== Stored data

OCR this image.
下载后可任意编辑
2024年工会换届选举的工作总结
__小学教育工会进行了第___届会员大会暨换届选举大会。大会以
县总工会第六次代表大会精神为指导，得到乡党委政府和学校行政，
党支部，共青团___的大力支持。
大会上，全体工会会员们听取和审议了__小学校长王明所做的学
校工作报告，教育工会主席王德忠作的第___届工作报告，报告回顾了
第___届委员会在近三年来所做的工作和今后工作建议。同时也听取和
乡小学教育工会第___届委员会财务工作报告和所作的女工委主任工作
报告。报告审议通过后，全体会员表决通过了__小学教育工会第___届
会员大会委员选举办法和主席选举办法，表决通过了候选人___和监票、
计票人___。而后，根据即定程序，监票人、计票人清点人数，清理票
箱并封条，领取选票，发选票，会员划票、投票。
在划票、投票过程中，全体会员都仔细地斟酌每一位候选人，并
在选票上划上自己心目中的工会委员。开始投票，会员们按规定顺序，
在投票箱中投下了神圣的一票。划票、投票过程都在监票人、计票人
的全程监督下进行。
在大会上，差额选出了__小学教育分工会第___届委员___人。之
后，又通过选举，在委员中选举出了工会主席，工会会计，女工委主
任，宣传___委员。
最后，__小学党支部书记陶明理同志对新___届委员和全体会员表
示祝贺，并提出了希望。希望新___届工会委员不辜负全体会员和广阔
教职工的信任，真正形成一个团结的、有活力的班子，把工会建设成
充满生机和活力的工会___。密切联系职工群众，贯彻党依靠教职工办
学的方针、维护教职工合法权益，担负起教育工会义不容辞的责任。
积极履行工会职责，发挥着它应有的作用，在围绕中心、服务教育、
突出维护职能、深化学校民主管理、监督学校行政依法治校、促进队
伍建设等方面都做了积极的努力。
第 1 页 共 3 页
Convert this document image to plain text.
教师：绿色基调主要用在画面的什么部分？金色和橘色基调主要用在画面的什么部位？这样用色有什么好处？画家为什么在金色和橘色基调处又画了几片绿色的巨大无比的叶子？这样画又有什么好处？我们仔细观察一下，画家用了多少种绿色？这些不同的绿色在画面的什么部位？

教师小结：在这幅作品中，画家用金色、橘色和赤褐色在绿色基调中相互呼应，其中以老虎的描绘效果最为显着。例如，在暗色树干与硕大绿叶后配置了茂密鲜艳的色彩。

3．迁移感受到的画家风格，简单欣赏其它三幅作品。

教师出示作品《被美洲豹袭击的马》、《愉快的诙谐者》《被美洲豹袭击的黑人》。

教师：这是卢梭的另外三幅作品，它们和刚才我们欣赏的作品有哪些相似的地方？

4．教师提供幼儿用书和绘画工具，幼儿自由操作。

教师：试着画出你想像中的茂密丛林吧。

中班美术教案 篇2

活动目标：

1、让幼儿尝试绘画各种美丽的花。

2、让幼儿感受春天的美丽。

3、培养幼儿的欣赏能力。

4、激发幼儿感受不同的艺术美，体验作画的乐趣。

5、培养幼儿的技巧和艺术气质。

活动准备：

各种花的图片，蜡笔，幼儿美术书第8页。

====

Short task: What are the lines from the one with "Convert this document image to plain text." through the last line of the records above? Quote them exactly and add nothing.

Result:
Convert this document image to plain text.
教师：绿色基调主要用在画面的什么部分？金色和橘色基调主要用在画面的什么部位？这样用色有什么好处？画家为什么在金色和橘色基调处又画了几片绿色的巨大无比的叶子？这样画又有什么好处？我们仔细观察一下，画家用了多少种绿色？这些不同的绿色在画面的什么部位？

教师小结：在这幅作品中，画家用金色、橘色和赤褐色在绿色基调中相互呼应，其中以老虎的描绘效果最为显着。例如，在暗色树干与硕大绿叶后配置了茂密鲜艳的色彩。

3．迁移感受到的画家风格，简单欣赏其它三幅作品。

教师出示作品《被美洲豹袭击的马》、《愉快的诙谐者》《被美洲豹袭击的黑人》。

教师：这是卢梭的另外三幅作品，它们和刚才我们欣赏的作品有哪些相似的地方？

4．教师提供幼儿用书和绘画工具，幼儿自由操作。

教师：试着画出你想像中的茂密丛林吧。

中班美术教案 篇2

活动目标：

1、让幼儿尝试绘画各种美丽的花。

2、让幼儿感受春天的美丽。

3、培养幼儿的欣赏能力。

4、激发幼儿感受不同的艺术美，体验作画的乐趣。

5、培养幼儿的技巧和艺术气质。

活动准备：

各种花的图片，蜡笔，幼儿美术书第8页。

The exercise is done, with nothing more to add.